= Stated problem =
The listing beneath should be written out in full, exactly as shown.

----

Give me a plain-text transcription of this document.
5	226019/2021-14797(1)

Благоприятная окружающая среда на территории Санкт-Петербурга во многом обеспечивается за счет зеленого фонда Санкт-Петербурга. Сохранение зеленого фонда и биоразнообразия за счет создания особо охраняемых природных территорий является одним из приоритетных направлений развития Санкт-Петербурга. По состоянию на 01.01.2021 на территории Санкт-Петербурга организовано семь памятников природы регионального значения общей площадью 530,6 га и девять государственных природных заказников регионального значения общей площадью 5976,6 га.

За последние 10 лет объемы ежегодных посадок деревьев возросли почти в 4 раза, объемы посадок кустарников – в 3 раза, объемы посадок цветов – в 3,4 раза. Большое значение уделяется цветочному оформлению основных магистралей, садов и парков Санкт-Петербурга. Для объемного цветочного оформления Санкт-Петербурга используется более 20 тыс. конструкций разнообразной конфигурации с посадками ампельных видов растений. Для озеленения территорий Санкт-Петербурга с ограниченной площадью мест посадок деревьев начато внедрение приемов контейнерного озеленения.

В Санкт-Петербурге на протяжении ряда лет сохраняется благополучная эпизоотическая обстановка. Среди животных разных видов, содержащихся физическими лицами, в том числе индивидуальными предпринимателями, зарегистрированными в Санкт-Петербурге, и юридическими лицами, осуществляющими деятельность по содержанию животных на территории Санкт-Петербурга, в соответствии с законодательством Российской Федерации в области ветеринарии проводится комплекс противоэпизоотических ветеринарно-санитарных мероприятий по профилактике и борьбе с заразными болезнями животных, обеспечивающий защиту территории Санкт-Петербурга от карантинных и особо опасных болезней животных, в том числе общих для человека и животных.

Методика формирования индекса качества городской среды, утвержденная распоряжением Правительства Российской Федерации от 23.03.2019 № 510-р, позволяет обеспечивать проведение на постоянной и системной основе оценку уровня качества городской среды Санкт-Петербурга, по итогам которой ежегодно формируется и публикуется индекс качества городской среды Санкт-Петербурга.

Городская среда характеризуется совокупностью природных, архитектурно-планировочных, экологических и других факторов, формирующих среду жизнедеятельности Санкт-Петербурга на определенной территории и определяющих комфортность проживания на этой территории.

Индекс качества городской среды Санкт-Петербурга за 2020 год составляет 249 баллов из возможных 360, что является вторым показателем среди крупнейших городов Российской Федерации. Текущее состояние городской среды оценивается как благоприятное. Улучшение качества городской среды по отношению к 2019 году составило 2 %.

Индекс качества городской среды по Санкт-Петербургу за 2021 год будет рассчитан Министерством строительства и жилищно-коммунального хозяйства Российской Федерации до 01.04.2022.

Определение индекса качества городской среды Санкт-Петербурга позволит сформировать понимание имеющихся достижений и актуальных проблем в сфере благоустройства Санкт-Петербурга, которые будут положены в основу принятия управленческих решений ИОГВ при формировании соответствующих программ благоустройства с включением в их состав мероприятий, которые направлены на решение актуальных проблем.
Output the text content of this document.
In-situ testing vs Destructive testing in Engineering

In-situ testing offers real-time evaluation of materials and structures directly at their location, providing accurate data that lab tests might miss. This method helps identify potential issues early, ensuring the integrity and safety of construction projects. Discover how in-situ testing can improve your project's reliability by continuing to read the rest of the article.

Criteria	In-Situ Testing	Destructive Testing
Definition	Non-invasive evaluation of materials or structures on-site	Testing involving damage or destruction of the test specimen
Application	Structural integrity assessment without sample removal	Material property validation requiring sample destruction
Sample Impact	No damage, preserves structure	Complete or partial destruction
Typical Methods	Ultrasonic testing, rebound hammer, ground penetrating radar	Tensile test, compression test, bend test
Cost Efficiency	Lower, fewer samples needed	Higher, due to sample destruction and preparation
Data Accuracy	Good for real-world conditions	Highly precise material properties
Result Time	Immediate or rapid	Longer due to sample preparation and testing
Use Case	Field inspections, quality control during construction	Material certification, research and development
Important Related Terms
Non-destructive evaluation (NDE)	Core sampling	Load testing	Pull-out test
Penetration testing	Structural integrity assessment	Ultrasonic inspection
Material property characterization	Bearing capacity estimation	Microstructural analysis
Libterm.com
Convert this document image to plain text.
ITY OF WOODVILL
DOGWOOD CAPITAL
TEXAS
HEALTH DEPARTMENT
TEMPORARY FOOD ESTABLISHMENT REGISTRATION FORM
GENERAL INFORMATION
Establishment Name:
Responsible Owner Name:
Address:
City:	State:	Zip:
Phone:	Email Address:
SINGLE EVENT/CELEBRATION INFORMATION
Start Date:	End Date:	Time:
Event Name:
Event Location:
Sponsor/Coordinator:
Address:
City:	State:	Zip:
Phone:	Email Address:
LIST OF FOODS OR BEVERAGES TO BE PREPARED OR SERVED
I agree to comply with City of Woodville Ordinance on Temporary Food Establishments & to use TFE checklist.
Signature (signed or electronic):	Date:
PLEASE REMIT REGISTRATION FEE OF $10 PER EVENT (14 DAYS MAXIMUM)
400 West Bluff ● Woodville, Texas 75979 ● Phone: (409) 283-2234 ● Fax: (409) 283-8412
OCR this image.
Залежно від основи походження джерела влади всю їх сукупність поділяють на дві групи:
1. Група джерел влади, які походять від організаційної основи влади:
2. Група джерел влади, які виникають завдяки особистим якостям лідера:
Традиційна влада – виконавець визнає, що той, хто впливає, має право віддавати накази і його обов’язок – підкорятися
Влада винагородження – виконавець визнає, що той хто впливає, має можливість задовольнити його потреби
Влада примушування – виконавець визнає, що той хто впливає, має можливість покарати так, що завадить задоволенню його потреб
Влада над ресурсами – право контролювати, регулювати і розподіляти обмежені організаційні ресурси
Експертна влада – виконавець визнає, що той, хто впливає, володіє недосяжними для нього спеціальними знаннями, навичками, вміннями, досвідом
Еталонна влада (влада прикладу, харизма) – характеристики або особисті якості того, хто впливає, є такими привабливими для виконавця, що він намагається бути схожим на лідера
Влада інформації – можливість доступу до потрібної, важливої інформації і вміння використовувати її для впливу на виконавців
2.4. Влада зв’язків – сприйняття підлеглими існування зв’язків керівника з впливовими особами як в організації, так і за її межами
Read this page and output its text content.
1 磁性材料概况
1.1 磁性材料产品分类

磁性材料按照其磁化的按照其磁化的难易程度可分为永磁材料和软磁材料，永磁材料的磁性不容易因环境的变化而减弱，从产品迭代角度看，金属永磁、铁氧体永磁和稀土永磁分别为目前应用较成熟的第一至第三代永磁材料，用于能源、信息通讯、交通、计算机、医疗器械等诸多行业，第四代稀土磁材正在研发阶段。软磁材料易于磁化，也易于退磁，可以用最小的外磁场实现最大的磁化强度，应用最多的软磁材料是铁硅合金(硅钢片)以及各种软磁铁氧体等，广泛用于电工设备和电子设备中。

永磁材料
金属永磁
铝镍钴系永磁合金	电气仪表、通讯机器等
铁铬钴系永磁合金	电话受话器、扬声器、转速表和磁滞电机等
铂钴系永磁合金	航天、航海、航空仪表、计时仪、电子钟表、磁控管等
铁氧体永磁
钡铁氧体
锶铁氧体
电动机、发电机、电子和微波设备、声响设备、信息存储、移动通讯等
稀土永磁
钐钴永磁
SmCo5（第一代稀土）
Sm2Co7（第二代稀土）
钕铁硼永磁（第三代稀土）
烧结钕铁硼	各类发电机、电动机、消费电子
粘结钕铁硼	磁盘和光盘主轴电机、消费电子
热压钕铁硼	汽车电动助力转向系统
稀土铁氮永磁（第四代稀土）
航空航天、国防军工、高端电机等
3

----

= Written reply =
Give me a plain-text transcription of this document.
5	226019/2021-14797(1)

Благоприятная окружающая среда на территории Санкт-Петербурга во многом обеспечивается за счет зеленого фонда Санкт-Петербурга. Сохранение зеленого фонда и биоразнообразия за счет создания особо охраняемых природных территорий является одним из приоритетных направлений развития Санкт-Петербурга. По состоянию на 01.01.2021 на территории Санкт-Петербурга организовано семь памятников природы регионального значения общей площадью 530,6 га и девять государственных природных заказников регионального значения общей площадью 5976,6 га.

За последние 10 лет объемы ежегодных посадок деревьев возросли почти в 4 раза, объемы посадок кустарников – в 3 раза, объемы посадок цветов – в 3,4 раза. Большое значение уделяется цветочному оформлению основных магистралей, садов и парков Санкт-Петербурга. Для объемного цветочного оформления Санкт-Петербурга используется более 20 тыс. конструкций разнообразной конфигурации с посадками ампельных видов растений. Для озеленения территорий Санкт-Петербурга с ограниченной площадью мест посадок деревьев начато внедрение приемов контейнерного озеленения.

В Санкт-Петербурге на протяжении ряда лет сохраняется благополучная эпизоотическая обстановка. Среди животных разных видов, содержащихся физическими лицами, в том числе индивидуальными предпринимателями, зарегистрированными в Санкт-Петербурге, и юридическими лицами, осуществляющими деятельность по содержанию животных на территории Санкт-Петербурга, в соответствии с законодательством Российской Федерации в области ветеринарии проводится комплекс противоэпизоотических ветеринарно-санитарных мероприятий по профилактике и борьбе с заразными болезнями животных, обеспечивающий защиту территории Санкт-Петербурга от карантинных и особо опасных болезней животных, в том числе общих для человека и животных.

Методика формирования индекса качества городской среды, утвержденная распоряжением Правительства Российской Федерации от 23.03.2019 № 510-р, позволяет обеспечивать проведение на постоянной и системной основе оценку уровня качества городской среды Санкт-Петербурга, по итогам которой ежегодно формируется и публикуется индекс качества городской среды Санкт-Петербурга.

Городская среда характеризуется совокупностью природных, архитектурно-планировочных, экологических и других факторов, формирующих среду жизнедеятельности Санкт-Петербурга на определенной территории и определяющих комфортность проживания на этой территории.

Индекс качества городской среды Санкт-Петербурга за 2020 год составляет 249 баллов из возможных 360, что является вторым показателем среди крупнейших городов Российской Федерации. Текущее состояние городской среды оценивается как благоприятное. Улучшение качества городской среды по отношению к 2019 году составило 2 %.

Индекс качества городской среды по Санкт-Петербургу за 2021 год будет рассчитан Министерством строительства и жилищно-коммунального хозяйства Российской Федерации до 01.04.2022.

Определение индекса качества городской среды Санкт-Петербурга позволит сформировать понимание имеющихся достижений и актуальных проблем в сфере благоустройства Санкт-Петербурга, которые будут положены в основу принятия управленческих решений ИОГВ при формировании соответствующих программ благоустройства с включением в их состав мероприятий, которые направлены на решение актуальных проблем.
Output the text content of this document.
In-situ testing vs Destructive testing in Engineering

In-situ testing offers real-time evaluation of materials and structures directly at their location, providing accurate data that lab tests might miss. This method helps identify potential issues early, ensuring the integrity and safety of construction projects. Discover how in-situ testing can improve your project's reliability by continuing to read the rest of the article.

Criteria	In-Situ Testing	Destructive Testing
Definition	Non-invasive evaluation of materials or structures on-site	Testing involving damage or destruction of the test specimen
Application	Structural integrity assessment without sample removal	Material property validation requiring sample destruction
Sample Impact	No damage, preserves structure	Complete or partial destruction
Typical Methods	Ultrasonic testing, rebound hammer, ground penetrating radar	Tensile test, compression test, bend test
Cost Efficiency	Lower, fewer samples needed	Higher, due to sample destruction and preparation
Data Accuracy	Good for real-world conditions	Highly precise material properties
Result Time	Immediate or rapid	Longer due to sample preparation and testing
Use Case	Field inspections, quality control during construction	Material certification, research and development
Important Related Terms
Non-destructive evaluation (NDE)	Core sampling	Load testing	Pull-out test
Penetration testing	Structural integrity assessment	Ultrasonic inspection
Material property characterization	Bearing capacity estimation	Microstructural analysis
Libterm.com
Convert this document image to plain text.
ITY OF WOODVILL
DOGWOOD CAPITAL
TEXAS
HEALTH DEPARTMENT
TEMPORARY FOOD ESTABLISHMENT REGISTRATION FORM
GENERAL INFORMATION
Establishment Name:
Responsible Owner Name:
Address:
City:	State:	Zip:
Phone:	Email Address:
SINGLE EVENT/CELEBRATION INFORMATION
Start Date:	End Date:	Time:
Event Name:
Event Location:
Sponsor/Coordinator:
Address:
City:	State:	Zip:
Phone:	Email Address:
LIST OF FOODS OR BEVERAGES TO BE PREPARED OR SERVED
I agree to comply with City of Woodville Ordinance on Temporary Food Establishments & to use TFE checklist.
Signature (signed or electronic):	Date:
PLEASE REMIT REGISTRATION FEE OF $10 PER EVENT (14 DAYS MAXIMUM)
400 West Bluff ● Woodville, Texas 75979 ● Phone: (409) 283-2234 ● Fax: (409) 283-8412
OCR this image.
Залежно від основи походження джерела влади всю їх сукупність поділяють на дві групи:
1. Група джерел влади, які походять від організаційної основи влади:
2. Група джерел влади, які виникають завдяки особистим якостям лідера:
Традиційна влада – виконавець визнає, що той, хто впливає, має право віддавати накази і його обов’язок – підкорятися
Влада винагородження – виконавець визнає, що той хто впливає, має можливість задовольнити його потреби
Влада примушування – виконавець визнає, що той хто впливає, має можливість покарати так, що завадить задоволенню його потреб
Влада над ресурсами – право контролювати, регулювати і розподіляти обмежені організаційні ресурси
Експертна влада – виконавець визнає, що той, хто впливає, володіє недосяжними для нього спеціальними знаннями, навичками, вміннями, досвідом
Еталонна влада (влада прикладу, харизма) – характеристики або особисті якості того, хто впливає, є такими привабливими для виконавця, що він намагається бути схожим на лідера
Влада інформації – можливість доступу до потрібної, важливої інформації і вміння використовувати її для впливу на виконавців
2.4. Влада зв’язків – сприйняття підлеглими існування зв’язків керівника з впливовими особами як в організації, так і за її межами
Read this page and output its text content.
1 磁性材料概况
1.1 磁性材料产品分类

磁性材料按照其磁化的按照其磁化的难易程度可分为永磁材料和软磁材料，永磁材料的磁性不容易因环境的变化而减弱，从产品迭代角度看，金属永磁、铁氧体永磁和稀土永磁分别为目前应用较成熟的第一至第三代永磁材料，用于能源、信息通讯、交通、计算机、医疗器械等诸多行业，第四代稀土磁材正在研发阶段。软磁材料易于磁化，也易于退磁，可以用最小的外磁场实现最大的磁化强度，应用最多的软磁材料是铁硅合金(硅钢片)以及各种软磁铁氧体等，广泛用于电工设备和电子设备中。

永磁材料
金属永磁
铝镍钴系永磁合金	电气仪表、通讯机器等
铁铬钴系永磁合金	电话受话器、扬声器、转速表和磁滞电机等
铂钴系永磁合金	航天、航海、航空仪表、计时仪、电子钟表、磁控管等
铁氧体永磁
钡铁氧体
锶铁氧体
电动机、发电机、电子和微波设备、声响设备、信息存储、移动通讯等
稀土永磁
钐钴永磁
SmCo5（第一代稀土）
Sm2Co7（第二代稀土）
钕铁硼永磁（第三代稀土）
烧结钕铁硼	各类发电机、电动机、消费电子
粘结钕铁硼	磁盘和光盘主轴电机、消费电子
热压钕铁硼	汽车电动助力转向系统
稀土铁氮永磁（第四代稀土）
航空航天、国防军工、高端电机等
3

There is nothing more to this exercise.